* _THE RECORDS_
* * *
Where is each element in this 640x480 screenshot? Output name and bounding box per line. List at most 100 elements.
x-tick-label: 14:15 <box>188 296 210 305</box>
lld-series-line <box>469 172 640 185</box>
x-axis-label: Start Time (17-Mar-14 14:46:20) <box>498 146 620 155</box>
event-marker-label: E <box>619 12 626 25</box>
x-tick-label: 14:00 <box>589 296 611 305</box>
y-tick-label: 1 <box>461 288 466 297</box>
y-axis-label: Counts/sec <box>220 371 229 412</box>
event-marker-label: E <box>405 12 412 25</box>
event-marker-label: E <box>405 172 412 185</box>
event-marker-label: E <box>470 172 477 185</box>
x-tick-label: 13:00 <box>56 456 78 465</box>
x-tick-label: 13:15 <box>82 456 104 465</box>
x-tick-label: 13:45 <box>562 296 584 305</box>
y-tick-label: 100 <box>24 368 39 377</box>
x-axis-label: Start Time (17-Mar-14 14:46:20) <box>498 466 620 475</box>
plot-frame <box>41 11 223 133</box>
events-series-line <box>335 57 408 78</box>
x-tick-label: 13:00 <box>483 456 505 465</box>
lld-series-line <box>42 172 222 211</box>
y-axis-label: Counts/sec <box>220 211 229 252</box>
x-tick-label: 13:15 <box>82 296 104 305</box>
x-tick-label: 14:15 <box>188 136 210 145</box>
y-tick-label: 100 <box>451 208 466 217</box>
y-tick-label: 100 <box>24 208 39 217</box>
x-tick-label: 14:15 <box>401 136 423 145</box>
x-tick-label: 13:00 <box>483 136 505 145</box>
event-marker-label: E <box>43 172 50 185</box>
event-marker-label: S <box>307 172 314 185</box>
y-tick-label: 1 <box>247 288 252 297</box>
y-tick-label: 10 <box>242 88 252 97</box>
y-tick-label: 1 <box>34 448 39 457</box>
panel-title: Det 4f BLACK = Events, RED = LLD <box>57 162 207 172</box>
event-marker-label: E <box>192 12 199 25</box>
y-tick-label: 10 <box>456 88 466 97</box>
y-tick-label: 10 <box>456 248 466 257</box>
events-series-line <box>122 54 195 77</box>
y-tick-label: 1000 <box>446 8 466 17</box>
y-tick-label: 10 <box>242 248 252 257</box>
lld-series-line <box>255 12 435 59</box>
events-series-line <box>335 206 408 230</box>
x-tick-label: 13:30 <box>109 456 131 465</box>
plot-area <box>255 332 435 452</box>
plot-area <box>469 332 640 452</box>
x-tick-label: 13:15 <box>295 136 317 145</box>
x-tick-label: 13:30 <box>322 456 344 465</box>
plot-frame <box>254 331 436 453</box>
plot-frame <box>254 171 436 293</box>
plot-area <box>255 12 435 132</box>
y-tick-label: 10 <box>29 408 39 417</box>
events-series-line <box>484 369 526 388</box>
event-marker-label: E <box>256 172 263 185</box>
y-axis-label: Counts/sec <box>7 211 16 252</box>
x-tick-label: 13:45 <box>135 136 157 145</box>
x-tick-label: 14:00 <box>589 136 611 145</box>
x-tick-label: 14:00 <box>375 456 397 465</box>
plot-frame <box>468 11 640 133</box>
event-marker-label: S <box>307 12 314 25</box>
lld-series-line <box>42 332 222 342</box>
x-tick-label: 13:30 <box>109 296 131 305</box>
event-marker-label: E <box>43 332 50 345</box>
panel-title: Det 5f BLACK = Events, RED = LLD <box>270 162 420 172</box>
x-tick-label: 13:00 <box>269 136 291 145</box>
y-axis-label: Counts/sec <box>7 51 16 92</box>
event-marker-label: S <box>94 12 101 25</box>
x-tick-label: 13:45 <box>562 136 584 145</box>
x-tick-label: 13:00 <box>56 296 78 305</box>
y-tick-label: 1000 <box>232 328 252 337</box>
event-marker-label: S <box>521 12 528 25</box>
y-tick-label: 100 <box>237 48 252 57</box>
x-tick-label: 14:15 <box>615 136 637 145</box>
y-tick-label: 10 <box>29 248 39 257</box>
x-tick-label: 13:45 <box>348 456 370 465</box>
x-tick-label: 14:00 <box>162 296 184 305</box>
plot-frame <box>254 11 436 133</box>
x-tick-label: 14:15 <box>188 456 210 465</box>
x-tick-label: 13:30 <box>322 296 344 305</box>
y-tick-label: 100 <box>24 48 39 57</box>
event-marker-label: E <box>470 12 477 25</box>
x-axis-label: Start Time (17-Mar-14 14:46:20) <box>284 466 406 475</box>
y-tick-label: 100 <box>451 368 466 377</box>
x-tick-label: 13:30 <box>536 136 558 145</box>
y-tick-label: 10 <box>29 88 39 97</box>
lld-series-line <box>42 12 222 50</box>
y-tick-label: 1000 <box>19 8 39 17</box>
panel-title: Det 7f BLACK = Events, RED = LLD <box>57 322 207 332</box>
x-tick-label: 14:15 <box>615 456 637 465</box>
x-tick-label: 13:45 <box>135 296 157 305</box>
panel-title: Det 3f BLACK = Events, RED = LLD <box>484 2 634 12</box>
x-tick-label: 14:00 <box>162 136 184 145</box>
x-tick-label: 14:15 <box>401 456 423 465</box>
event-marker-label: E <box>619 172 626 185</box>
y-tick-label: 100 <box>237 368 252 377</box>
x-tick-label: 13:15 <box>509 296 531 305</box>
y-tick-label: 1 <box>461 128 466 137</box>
* * *
* _TASK DETAILS_
Copy every one of the rows above without changing anything.

* _ANSWER FOR THE TASK_
Where is each element in this 640x480 screenshot? Output name and bounding box per line. List at most 100 elements.
x-tick-label: 14:15 <box>188 296 210 305</box>
lld-series-line <box>469 172 640 185</box>
x-axis-label: Start Time (17-Mar-14 14:46:20) <box>498 146 620 155</box>
event-marker-label: E <box>619 12 626 25</box>
x-tick-label: 14:00 <box>589 296 611 305</box>
y-tick-label: 1 <box>461 288 466 297</box>
y-axis-label: Counts/sec <box>220 371 229 412</box>
event-marker-label: E <box>405 12 412 25</box>
event-marker-label: E <box>405 172 412 185</box>
event-marker-label: E <box>470 172 477 185</box>
x-tick-label: 13:00 <box>56 456 78 465</box>
x-tick-label: 13:15 <box>82 456 104 465</box>
x-tick-label: 13:45 <box>562 296 584 305</box>
y-tick-label: 100 <box>24 368 39 377</box>
x-axis-label: Start Time (17-Mar-14 14:46:20) <box>498 466 620 475</box>
plot-frame <box>41 11 223 133</box>
events-series-line <box>335 57 408 78</box>
x-tick-label: 13:00 <box>483 456 505 465</box>
lld-series-line <box>42 172 222 211</box>
y-axis-label: Counts/sec <box>220 211 229 252</box>
x-tick-label: 13:15 <box>82 296 104 305</box>
x-tick-label: 14:15 <box>188 136 210 145</box>
y-tick-label: 100 <box>451 208 466 217</box>
y-tick-label: 100 <box>24 208 39 217</box>
x-tick-label: 14:15 <box>401 136 423 145</box>
x-tick-label: 13:00 <box>483 136 505 145</box>
event-marker-label: E <box>43 172 50 185</box>
event-marker-label: S <box>307 172 314 185</box>
y-tick-label: 1 <box>247 288 252 297</box>
y-tick-label: 10 <box>242 88 252 97</box>
y-tick-label: 1 <box>34 448 39 457</box>
panel-title: Det 4f BLACK = Events, RED = LLD <box>57 162 207 172</box>
event-marker-label: E <box>192 12 199 25</box>
y-tick-label: 10 <box>456 88 466 97</box>
y-tick-label: 10 <box>456 248 466 257</box>
events-series-line <box>122 54 195 77</box>
y-tick-label: 1000 <box>446 8 466 17</box>
y-tick-label: 10 <box>242 248 252 257</box>
lld-series-line <box>255 12 435 59</box>
events-series-line <box>335 206 408 230</box>
x-tick-label: 13:30 <box>109 456 131 465</box>
plot-area <box>255 332 435 452</box>
plot-area <box>469 332 640 452</box>
x-tick-label: 13:15 <box>295 136 317 145</box>
x-tick-label: 13:30 <box>322 456 344 465</box>
plot-frame <box>254 331 436 453</box>
plot-frame <box>254 171 436 293</box>
plot-area <box>255 12 435 132</box>
y-tick-label: 10 <box>29 408 39 417</box>
events-series-line <box>484 369 526 388</box>
event-marker-label: E <box>256 172 263 185</box>
y-axis-label: Counts/sec <box>7 211 16 252</box>
x-tick-label: 13:45 <box>135 136 157 145</box>
x-tick-label: 14:00 <box>589 136 611 145</box>
x-tick-label: 14:00 <box>375 456 397 465</box>
plot-frame <box>468 11 640 133</box>
event-marker-label: S <box>307 12 314 25</box>
lld-series-line <box>42 332 222 342</box>
x-tick-label: 13:30 <box>109 296 131 305</box>
event-marker-label: E <box>43 332 50 345</box>
panel-title: Det 5f BLACK = Events, RED = LLD <box>270 162 420 172</box>
x-tick-label: 13:00 <box>269 136 291 145</box>
y-axis-label: Counts/sec <box>7 51 16 92</box>
event-marker-label: S <box>94 12 101 25</box>
x-tick-label: 13:45 <box>562 136 584 145</box>
x-tick-label: 13:00 <box>56 296 78 305</box>
y-tick-label: 1000 <box>232 328 252 337</box>
event-marker-label: S <box>521 12 528 25</box>
y-tick-label: 100 <box>237 48 252 57</box>
x-tick-label: 14:15 <box>615 136 637 145</box>
y-tick-label: 10 <box>29 248 39 257</box>
x-tick-label: 13:45 <box>348 456 370 465</box>
x-tick-label: 14:00 <box>162 296 184 305</box>
plot-frame <box>254 11 436 133</box>
x-tick-label: 14:15 <box>188 456 210 465</box>
x-tick-label: 13:30 <box>322 296 344 305</box>
y-tick-label: 100 <box>24 48 39 57</box>
event-marker-label: E <box>470 12 477 25</box>
x-axis-label: Start Time (17-Mar-14 14:46:20) <box>284 466 406 475</box>
y-tick-label: 100 <box>451 368 466 377</box>
x-tick-label: 13:30 <box>536 136 558 145</box>
y-tick-label: 10 <box>29 88 39 97</box>
lld-series-line <box>42 12 222 50</box>
y-tick-label: 1000 <box>19 8 39 17</box>
panel-title: Det 7f BLACK = Events, RED = LLD <box>57 322 207 332</box>
x-tick-label: 14:15 <box>615 456 637 465</box>
x-tick-label: 13:45 <box>135 296 157 305</box>
panel-title: Det 3f BLACK = Events, RED = LLD <box>484 2 634 12</box>
x-tick-label: 14:00 <box>162 136 184 145</box>
x-tick-label: 14:15 <box>401 456 423 465</box>
event-marker-label: E <box>619 172 626 185</box>
y-tick-label: 100 <box>237 368 252 377</box>
x-tick-label: 13:15 <box>509 296 531 305</box>
y-tick-label: 1 <box>461 128 466 137</box>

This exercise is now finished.